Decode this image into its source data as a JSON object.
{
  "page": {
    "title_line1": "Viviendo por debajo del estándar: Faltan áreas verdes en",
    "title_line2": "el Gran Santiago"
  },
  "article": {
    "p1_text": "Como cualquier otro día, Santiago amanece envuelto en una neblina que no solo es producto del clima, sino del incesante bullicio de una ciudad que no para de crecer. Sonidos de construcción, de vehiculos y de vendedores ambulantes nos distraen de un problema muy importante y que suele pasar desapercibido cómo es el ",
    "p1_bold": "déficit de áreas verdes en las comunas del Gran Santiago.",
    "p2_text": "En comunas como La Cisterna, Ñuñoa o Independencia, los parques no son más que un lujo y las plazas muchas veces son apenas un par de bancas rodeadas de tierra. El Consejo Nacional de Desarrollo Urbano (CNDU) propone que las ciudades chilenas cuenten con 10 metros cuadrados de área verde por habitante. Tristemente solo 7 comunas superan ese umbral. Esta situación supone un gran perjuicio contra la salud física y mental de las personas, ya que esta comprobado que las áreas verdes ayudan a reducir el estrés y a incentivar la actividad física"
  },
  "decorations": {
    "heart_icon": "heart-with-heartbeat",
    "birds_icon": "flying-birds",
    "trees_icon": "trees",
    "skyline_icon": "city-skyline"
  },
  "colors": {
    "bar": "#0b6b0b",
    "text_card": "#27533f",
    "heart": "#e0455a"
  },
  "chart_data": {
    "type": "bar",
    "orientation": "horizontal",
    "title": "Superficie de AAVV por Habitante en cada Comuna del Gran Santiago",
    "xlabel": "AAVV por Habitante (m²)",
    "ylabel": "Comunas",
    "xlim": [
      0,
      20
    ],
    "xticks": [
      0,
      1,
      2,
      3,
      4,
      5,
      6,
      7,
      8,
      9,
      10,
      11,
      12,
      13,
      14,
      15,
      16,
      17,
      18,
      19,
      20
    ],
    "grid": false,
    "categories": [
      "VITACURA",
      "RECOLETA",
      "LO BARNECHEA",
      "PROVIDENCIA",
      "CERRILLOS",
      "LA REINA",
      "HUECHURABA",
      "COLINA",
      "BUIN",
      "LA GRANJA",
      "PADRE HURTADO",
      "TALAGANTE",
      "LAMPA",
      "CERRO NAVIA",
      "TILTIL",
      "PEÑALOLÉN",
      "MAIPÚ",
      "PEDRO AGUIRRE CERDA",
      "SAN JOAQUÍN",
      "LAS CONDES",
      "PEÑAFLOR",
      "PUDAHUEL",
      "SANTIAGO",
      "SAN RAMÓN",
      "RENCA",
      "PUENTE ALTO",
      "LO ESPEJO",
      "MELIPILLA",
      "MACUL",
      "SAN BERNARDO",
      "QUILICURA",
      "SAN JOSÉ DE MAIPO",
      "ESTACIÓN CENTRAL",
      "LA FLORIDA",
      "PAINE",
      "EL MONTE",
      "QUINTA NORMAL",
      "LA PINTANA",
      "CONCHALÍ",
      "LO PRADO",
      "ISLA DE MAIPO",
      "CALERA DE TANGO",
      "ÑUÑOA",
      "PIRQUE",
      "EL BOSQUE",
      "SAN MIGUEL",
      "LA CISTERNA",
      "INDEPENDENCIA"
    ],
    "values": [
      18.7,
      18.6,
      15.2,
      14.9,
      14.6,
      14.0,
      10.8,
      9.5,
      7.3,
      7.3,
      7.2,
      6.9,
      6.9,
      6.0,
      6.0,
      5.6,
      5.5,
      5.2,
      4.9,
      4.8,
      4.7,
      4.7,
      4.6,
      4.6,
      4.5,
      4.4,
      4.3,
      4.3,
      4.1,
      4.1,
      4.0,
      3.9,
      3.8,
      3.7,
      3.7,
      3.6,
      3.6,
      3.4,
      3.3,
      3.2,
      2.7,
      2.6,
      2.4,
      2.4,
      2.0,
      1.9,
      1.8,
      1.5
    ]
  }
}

# # # # #

Above are some records; extract every one of them exactly.

### WORKED ANSWER
Decode this image into its source data as a JSON object.
{
  "page": {
    "title_line1": "Viviendo por debajo del estándar: Faltan áreas verdes en",
    "title_line2": "el Gran Santiago"
  },
  "article": {
    "p1_text": "Como cualquier otro día, Santiago amanece envuelto en una neblina que no solo es producto del clima, sino del incesante bullicio de una ciudad que no para de crecer. Sonidos de construcción, de vehiculos y de vendedores ambulantes nos distraen de un problema muy importante y que suele pasar desapercibido cómo es el ",
    "p1_bold": "déficit de áreas verdes en las comunas del Gran Santiago.",
    "p2_text": "En comunas como La Cisterna, Ñuñoa o Independencia, los parques no son más que un lujo y las plazas muchas veces son apenas un par de bancas rodeadas de tierra. El Consejo Nacional de Desarrollo Urbano (CNDU) propone que las ciudades chilenas cuenten con 10 metros cuadrados de área verde por habitante. Tristemente solo 7 comunas superan ese umbral. Esta situación supone un gran perjuicio contra la salud física y mental de las personas, ya que esta comprobado que las áreas verdes ayudan a reducir el estrés y a incentivar la actividad física"
  },
  "decorations": {
    "heart_icon": "heart-with-heartbeat",
    "birds_icon": "flying-birds",
    "trees_icon": "trees",
    "skyline_icon": "city-skyline"
  },
  "colors": {
    "bar": "#0b6b0b",
    "text_card": "#27533f",
    "heart": "#e0455a"
  },
  "chart_data": {
    "type": "bar",
    "orientation": "horizontal",
    "title": "Superficie de AAVV por Habitante en cada Comuna del Gran Santiago",
    "xlabel": "AAVV por Habitante (m²)",
    "ylabel": "Comunas",
    "xlim": [
      0,
      20
    ],
    "xticks": [
      0,
      1,
      2,
      3,
      4,
      5,
      6,
      7,
      8,
      9,
      10,
      11,
      12,
      13,
      14,
      15,
      16,
      17,
      18,
      19,
      20
    ],
    "grid": false,
    "categories": [
      "VITACURA",
      "RECOLETA",
      "LO BARNECHEA",
      "PROVIDENCIA",
      "CERRILLOS",
      "LA REINA",
      "HUECHURABA",
      "COLINA",
      "BUIN",
      "LA GRANJA",
      "PADRE HURTADO",
      "TALAGANTE",
      "LAMPA",
      "CERRO NAVIA",
      "TILTIL",
      "PEÑALOLÉN",
      "MAIPÚ",
      "PEDRO AGUIRRE CERDA",
      "SAN JOAQUÍN",
      "LAS CONDES",
      "PEÑAFLOR",
      "PUDAHUEL",
      "SANTIAGO",
      "SAN RAMÓN",
      "RENCA",
      "PUENTE ALTO",
      "LO ESPEJO",
      "MELIPILLA",
      "MACUL",
      "SAN BERNARDO",
      "QUILICURA",
      "SAN JOSÉ DE MAIPO",
      "ESTACIÓN CENTRAL",
      "LA FLORIDA",
      "PAINE",
      "EL MONTE",
      "QUINTA NORMAL",
      "LA PINTANA",
      "CONCHALÍ",
      "LO PRADO",
      "ISLA DE MAIPO",
      "CALERA DE TANGO",
      "ÑUÑOA",
      "PIRQUE",
      "EL BOSQUE",
      "SAN MIGUEL",
      "LA CISTERNA",
      "INDEPENDENCIA"
    ],
    "values": [
      18.7,
      18.6,
      15.2,
      14.9,
      14.6,
      14.0,
      10.8,
      9.5,
      7.3,
      7.3,
      7.2,
      6.9,
      6.9,
      6.0,
      6.0,
      5.6,
      5.5,
      5.2,
      4.9,
      4.8,
      4.7,
      4.7,
      4.6,
      4.6,
      4.5,
      4.4,
      4.3,
      4.3,
      4.1,
      4.1,
      4.0,
      3.9,
      3.8,
      3.7,
      3.7,
      3.6,
      3.6,
      3.4,
      3.3,
      3.2,
      2.7,
      2.6,
      2.4,
      2.4,
      2.0,
      1.9,
      1.8,
      1.5
    ]
  }
}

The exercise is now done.